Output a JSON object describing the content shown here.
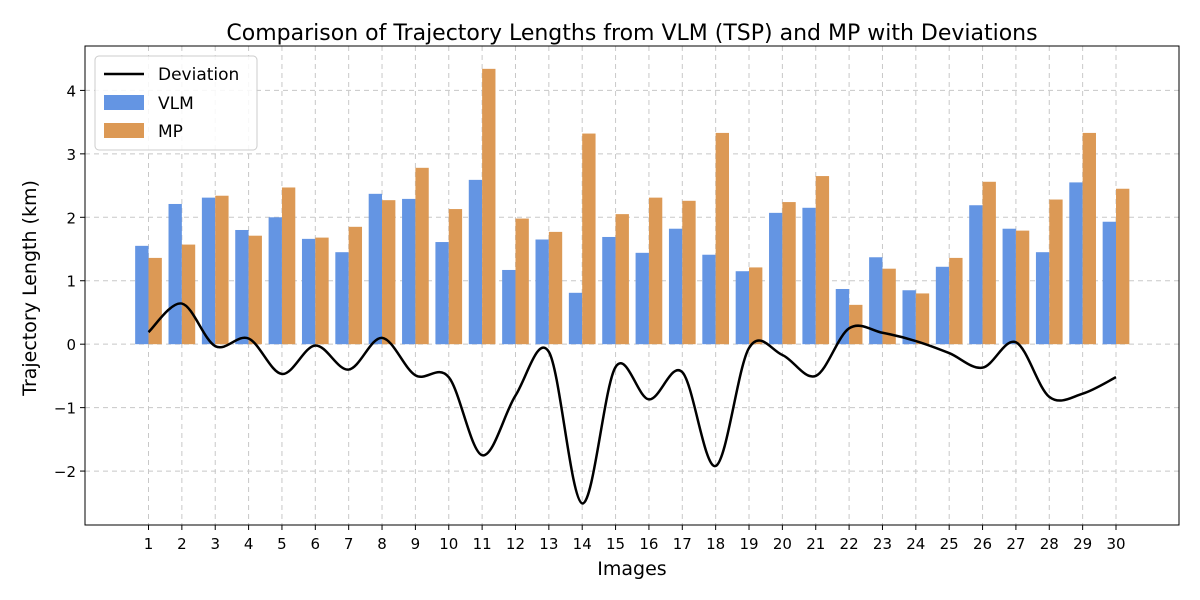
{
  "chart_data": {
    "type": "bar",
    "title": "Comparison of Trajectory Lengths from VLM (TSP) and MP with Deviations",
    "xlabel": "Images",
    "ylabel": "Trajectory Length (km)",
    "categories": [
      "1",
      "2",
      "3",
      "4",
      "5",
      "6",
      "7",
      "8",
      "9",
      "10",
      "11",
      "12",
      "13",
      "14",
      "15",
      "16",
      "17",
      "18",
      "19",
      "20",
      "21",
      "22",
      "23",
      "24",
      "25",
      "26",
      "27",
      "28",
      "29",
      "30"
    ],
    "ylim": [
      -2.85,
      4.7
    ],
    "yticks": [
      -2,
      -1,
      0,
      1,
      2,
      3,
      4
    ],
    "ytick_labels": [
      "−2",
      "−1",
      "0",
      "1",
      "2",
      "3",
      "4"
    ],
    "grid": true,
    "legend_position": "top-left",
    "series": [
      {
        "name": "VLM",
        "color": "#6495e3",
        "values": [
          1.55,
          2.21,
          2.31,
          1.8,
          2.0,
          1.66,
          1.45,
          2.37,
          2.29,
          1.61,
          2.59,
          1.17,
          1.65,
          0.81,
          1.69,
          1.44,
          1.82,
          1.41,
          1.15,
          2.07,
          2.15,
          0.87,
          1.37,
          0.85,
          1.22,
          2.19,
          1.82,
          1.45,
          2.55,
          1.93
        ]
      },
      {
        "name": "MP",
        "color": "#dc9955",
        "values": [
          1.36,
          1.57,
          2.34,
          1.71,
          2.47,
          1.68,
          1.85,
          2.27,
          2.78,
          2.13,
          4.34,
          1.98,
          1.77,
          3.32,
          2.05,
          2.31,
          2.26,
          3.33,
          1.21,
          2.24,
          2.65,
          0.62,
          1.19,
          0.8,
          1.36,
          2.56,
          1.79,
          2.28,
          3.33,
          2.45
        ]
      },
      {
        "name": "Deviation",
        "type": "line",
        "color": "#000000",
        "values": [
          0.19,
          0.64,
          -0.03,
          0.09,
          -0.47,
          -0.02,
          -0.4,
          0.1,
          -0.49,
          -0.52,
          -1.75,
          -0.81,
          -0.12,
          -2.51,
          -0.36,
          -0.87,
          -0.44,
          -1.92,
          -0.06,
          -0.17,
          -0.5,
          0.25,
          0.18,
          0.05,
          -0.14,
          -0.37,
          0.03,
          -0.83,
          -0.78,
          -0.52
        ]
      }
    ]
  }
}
* * *
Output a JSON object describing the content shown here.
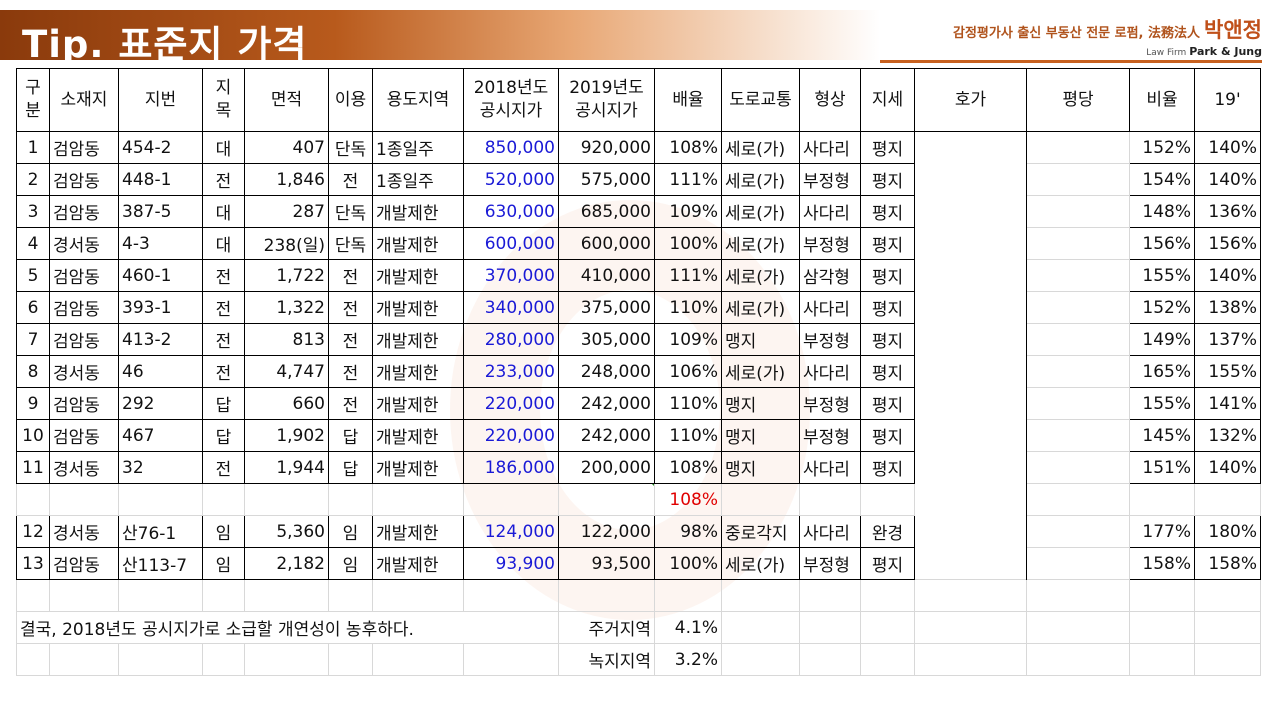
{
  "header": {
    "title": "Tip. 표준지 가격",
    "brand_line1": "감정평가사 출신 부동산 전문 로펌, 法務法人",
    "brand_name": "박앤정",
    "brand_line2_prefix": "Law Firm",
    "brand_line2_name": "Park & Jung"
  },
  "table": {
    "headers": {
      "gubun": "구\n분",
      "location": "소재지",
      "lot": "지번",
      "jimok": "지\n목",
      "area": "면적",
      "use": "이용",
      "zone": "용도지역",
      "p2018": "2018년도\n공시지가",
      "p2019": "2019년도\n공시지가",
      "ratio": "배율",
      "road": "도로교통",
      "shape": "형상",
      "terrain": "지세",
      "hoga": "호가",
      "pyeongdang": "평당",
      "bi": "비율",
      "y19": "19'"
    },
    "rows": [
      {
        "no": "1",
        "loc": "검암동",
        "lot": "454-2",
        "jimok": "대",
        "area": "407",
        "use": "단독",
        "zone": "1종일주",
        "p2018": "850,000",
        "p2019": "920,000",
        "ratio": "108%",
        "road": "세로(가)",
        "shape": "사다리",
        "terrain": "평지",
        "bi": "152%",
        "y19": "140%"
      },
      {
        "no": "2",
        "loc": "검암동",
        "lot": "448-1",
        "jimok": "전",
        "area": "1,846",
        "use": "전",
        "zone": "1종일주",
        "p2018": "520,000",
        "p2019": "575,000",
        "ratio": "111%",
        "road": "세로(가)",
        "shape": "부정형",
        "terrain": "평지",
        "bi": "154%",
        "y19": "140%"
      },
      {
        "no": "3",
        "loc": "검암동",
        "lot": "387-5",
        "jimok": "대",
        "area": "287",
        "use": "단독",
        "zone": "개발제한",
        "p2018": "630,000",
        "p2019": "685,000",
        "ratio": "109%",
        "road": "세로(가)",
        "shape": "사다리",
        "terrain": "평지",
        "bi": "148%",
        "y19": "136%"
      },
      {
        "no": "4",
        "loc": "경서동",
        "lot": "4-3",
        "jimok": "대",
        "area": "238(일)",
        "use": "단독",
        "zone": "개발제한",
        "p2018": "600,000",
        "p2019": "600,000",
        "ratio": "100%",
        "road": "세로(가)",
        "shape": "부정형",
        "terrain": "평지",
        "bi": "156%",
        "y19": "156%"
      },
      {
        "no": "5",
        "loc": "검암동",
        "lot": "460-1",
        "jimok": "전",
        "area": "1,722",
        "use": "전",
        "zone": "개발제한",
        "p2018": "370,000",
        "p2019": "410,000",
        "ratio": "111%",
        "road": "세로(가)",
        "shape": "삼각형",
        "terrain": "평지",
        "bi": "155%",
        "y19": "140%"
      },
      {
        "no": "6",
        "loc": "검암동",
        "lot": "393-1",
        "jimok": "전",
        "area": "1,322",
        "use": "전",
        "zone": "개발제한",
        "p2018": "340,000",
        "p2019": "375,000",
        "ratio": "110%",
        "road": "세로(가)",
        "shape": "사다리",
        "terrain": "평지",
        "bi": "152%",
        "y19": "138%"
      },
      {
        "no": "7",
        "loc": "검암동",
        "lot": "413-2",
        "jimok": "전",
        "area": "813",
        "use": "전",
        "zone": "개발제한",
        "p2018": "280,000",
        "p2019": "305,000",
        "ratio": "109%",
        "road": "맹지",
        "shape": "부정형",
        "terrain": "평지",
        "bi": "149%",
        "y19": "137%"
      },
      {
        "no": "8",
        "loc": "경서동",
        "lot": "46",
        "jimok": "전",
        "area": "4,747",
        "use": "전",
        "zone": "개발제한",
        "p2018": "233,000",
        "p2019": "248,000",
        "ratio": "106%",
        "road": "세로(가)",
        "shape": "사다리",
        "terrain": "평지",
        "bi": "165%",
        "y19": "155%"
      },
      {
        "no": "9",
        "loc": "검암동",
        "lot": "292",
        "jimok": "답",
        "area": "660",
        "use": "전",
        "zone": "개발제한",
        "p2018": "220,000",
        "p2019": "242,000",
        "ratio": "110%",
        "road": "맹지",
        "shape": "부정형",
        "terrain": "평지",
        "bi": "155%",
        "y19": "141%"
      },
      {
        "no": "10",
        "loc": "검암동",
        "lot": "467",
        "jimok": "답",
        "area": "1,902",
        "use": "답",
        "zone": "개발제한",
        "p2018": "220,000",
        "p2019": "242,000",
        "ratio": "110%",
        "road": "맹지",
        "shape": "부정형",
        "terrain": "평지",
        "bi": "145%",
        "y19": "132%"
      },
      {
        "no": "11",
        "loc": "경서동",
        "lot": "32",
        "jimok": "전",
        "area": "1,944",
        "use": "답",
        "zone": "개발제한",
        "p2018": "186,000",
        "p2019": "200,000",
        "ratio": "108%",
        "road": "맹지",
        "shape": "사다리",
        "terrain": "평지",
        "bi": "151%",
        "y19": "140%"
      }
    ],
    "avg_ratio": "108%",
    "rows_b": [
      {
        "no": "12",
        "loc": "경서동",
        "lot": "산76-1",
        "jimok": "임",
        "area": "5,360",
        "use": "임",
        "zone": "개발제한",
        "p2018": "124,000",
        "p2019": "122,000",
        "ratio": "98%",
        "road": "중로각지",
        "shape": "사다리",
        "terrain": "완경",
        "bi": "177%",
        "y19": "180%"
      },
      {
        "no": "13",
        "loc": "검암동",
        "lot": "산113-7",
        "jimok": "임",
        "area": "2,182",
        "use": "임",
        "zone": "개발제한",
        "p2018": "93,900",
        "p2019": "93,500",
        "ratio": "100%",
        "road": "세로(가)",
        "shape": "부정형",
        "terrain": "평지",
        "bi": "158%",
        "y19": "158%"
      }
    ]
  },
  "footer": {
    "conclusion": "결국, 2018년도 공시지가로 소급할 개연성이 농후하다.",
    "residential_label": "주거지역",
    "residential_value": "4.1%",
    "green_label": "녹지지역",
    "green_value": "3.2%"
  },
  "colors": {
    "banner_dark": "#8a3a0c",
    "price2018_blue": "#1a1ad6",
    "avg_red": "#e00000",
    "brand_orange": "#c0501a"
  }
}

» **WHAT YOU WILL DO**: Return every line containing "n공시지가".

» **TASK OUTPUT**:
      "p2018": "2018년도\n공시지가",
      "p2019": "2019년도\n공시지가",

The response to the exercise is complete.